### [Exercise prompt]
Count how many lines of the data include "title". The answer is that number and nothing else.

### [Material shown]
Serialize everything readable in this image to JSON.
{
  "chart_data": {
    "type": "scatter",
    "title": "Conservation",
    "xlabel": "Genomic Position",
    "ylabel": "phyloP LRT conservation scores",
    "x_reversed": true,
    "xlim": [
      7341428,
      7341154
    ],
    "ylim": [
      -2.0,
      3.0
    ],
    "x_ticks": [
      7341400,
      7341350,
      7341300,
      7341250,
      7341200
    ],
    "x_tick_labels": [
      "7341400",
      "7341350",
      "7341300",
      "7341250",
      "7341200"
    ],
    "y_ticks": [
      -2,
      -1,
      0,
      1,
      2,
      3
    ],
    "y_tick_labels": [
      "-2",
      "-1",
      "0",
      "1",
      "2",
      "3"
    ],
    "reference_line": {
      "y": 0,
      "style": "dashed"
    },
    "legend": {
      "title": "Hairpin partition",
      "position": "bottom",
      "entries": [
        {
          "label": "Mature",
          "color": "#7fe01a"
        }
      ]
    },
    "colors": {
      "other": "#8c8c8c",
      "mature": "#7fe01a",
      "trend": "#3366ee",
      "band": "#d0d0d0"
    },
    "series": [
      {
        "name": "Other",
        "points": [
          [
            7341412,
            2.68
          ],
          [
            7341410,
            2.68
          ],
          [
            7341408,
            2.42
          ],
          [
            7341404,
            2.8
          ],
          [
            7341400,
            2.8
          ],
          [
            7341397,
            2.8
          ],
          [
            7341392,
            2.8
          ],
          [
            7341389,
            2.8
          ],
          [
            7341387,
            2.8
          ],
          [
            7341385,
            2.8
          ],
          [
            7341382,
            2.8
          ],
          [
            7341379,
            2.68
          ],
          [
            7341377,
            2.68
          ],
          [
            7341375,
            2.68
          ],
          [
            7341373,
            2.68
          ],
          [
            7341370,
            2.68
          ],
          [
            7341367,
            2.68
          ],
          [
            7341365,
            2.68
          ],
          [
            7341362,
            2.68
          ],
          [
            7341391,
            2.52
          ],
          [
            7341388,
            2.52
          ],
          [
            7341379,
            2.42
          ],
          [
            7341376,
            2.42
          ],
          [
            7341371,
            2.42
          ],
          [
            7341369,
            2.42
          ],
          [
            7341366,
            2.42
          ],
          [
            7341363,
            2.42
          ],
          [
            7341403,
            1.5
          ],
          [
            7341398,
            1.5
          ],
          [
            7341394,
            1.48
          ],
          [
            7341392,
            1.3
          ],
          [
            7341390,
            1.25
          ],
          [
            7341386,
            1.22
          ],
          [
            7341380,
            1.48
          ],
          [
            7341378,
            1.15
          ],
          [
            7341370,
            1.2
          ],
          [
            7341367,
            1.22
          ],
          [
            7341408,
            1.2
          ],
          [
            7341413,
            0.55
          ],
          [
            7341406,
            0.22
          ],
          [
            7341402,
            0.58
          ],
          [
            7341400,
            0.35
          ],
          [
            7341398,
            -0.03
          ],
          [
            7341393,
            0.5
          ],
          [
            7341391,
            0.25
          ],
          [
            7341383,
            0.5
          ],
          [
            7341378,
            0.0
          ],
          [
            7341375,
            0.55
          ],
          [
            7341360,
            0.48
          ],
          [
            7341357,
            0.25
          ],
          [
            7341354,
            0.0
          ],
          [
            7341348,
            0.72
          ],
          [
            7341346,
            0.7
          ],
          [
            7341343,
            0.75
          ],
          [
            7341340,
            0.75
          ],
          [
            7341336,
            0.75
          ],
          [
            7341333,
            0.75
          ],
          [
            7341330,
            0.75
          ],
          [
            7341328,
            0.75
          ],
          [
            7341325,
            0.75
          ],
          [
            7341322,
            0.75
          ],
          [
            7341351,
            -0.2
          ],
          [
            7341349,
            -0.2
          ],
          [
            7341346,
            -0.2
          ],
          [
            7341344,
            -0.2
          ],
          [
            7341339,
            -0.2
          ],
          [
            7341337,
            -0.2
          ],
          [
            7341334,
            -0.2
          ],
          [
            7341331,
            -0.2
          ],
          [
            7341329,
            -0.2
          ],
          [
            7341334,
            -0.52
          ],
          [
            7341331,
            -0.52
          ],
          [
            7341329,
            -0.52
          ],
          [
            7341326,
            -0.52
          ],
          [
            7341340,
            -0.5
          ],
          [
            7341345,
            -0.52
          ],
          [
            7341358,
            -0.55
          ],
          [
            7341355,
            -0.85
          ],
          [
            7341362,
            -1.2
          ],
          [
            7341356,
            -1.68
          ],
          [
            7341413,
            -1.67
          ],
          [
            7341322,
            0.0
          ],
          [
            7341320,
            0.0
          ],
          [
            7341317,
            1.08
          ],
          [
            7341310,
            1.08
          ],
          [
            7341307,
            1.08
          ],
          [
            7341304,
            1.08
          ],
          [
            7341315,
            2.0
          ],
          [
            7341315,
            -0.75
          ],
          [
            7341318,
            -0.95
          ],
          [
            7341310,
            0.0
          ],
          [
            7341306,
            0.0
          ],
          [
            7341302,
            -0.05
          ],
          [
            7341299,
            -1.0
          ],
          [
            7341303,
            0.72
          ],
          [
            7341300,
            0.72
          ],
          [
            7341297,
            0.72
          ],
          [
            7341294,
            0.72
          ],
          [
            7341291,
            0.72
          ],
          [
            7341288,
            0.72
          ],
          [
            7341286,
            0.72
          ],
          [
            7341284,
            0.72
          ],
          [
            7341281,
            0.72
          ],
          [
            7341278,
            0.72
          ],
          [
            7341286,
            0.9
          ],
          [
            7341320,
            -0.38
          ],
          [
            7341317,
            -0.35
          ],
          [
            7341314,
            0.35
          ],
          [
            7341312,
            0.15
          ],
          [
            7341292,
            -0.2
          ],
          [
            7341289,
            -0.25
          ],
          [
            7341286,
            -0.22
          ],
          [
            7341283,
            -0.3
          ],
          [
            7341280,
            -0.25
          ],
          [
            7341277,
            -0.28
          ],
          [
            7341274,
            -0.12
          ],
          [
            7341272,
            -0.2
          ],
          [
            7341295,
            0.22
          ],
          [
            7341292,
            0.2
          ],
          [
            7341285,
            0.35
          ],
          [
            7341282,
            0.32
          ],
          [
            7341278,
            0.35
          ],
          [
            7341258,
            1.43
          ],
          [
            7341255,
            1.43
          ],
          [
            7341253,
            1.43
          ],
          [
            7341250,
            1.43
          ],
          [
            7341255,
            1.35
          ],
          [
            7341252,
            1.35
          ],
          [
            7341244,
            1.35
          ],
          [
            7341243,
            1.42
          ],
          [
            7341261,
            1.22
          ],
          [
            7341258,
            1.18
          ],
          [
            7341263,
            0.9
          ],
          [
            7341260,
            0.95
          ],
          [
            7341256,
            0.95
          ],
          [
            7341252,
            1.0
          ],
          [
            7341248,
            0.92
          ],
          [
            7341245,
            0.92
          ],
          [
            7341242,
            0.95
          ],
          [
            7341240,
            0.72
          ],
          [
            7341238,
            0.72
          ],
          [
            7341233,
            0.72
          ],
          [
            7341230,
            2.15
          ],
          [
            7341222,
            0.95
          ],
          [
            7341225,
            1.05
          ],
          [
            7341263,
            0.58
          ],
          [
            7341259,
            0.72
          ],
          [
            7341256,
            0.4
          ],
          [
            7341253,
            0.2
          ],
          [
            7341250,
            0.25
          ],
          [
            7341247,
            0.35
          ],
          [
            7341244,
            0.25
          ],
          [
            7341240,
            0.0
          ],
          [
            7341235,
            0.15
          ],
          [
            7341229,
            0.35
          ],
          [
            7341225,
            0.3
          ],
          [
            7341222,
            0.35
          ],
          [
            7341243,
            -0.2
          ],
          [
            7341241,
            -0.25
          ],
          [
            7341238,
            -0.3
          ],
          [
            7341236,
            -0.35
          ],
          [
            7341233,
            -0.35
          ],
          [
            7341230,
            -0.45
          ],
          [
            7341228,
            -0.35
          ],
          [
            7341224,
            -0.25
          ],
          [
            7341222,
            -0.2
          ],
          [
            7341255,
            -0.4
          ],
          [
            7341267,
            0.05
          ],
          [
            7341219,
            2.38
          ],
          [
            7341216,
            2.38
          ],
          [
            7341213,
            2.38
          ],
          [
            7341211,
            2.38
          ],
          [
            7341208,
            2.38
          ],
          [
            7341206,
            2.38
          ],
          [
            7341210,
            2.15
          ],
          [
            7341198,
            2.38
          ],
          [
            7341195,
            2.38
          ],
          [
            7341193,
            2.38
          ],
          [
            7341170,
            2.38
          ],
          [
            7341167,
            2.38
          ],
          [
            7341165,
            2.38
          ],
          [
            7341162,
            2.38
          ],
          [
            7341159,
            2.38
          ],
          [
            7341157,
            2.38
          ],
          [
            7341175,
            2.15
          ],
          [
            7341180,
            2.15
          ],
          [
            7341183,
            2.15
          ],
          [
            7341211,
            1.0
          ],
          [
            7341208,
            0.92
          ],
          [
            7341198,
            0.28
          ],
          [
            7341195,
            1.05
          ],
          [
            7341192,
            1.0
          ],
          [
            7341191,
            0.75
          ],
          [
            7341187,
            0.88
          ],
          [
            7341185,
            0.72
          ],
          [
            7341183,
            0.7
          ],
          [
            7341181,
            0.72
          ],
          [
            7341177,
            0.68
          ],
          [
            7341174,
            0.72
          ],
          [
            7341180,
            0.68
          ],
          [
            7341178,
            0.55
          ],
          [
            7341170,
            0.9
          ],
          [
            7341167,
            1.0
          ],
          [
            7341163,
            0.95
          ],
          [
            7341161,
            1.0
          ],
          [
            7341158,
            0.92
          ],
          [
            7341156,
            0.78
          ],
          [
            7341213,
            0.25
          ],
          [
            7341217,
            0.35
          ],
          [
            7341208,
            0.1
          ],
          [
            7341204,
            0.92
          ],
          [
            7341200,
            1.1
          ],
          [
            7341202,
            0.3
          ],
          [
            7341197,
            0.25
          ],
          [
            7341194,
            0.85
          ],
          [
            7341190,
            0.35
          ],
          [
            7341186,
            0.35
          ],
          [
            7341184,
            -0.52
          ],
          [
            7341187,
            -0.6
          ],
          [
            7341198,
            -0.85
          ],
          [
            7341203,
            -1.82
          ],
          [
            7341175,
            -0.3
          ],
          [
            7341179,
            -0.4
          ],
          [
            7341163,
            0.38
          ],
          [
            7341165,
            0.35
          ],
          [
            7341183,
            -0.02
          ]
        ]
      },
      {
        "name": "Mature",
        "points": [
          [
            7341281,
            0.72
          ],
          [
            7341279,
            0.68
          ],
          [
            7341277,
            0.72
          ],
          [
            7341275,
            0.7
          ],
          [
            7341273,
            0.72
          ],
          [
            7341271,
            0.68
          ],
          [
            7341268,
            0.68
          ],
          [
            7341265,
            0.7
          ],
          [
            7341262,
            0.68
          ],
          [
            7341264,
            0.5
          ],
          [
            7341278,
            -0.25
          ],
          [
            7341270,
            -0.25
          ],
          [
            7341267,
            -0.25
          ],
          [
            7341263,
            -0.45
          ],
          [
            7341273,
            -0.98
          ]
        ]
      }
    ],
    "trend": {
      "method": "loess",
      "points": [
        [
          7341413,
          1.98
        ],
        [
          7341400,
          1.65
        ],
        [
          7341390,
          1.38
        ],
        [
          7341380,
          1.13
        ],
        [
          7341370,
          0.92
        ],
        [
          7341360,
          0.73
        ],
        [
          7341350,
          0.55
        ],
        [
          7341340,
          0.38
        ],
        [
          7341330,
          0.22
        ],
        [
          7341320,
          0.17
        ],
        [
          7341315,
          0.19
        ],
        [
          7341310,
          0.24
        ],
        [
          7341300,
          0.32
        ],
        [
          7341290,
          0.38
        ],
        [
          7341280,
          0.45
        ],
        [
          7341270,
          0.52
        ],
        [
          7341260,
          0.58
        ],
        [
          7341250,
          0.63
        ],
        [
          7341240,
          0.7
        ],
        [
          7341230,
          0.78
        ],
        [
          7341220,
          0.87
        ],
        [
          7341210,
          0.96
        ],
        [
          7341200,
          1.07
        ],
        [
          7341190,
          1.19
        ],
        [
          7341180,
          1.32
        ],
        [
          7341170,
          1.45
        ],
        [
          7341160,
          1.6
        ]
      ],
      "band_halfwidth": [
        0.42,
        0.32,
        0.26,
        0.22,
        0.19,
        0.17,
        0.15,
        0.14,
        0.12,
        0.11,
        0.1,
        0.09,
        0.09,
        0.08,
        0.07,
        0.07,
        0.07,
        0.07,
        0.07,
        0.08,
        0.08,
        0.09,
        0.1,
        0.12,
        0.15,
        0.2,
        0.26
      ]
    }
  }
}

### [Expected answer]
2